**Dataset excerpts:**

────

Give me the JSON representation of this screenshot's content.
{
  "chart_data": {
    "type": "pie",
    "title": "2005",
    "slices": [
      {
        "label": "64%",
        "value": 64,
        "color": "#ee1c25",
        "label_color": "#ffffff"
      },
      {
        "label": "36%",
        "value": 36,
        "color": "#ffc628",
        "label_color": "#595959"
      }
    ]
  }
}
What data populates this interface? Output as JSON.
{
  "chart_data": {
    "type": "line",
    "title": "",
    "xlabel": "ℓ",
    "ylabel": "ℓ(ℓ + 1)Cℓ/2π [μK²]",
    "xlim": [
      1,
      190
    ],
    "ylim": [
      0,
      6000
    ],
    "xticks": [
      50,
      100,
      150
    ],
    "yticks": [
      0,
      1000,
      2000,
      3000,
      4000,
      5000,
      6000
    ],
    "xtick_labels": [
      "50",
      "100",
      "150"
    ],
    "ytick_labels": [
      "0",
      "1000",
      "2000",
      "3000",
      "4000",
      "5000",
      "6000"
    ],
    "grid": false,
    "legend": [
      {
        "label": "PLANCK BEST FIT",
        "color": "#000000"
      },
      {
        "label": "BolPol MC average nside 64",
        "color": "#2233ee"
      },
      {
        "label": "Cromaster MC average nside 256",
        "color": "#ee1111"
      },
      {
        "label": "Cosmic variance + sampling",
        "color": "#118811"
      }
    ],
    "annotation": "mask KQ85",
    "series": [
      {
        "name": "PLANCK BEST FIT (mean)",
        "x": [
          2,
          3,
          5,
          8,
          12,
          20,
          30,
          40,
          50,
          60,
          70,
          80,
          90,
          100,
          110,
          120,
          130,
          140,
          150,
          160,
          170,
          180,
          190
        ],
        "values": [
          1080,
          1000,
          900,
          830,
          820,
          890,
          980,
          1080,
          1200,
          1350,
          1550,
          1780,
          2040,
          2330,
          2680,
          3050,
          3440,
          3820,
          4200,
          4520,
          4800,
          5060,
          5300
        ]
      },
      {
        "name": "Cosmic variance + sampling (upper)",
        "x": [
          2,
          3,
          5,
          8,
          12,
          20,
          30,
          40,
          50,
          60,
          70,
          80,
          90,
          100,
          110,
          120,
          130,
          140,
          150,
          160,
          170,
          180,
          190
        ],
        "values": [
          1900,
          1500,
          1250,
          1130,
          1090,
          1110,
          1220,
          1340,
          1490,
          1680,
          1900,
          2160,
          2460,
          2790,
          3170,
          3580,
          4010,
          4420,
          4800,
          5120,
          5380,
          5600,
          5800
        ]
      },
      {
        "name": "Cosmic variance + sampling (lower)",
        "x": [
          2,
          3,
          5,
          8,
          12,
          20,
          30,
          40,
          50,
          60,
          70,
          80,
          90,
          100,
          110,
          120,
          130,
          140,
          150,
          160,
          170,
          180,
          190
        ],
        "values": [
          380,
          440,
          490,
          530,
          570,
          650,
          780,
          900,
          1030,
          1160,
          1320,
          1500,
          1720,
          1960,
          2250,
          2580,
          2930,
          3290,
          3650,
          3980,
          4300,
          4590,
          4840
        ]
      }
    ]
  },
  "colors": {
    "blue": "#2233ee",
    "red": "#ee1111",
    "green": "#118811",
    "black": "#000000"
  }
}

────

**Your objective:** State how many lines of the records above contain the word "sampling", giving only that number.

**Task response:** 3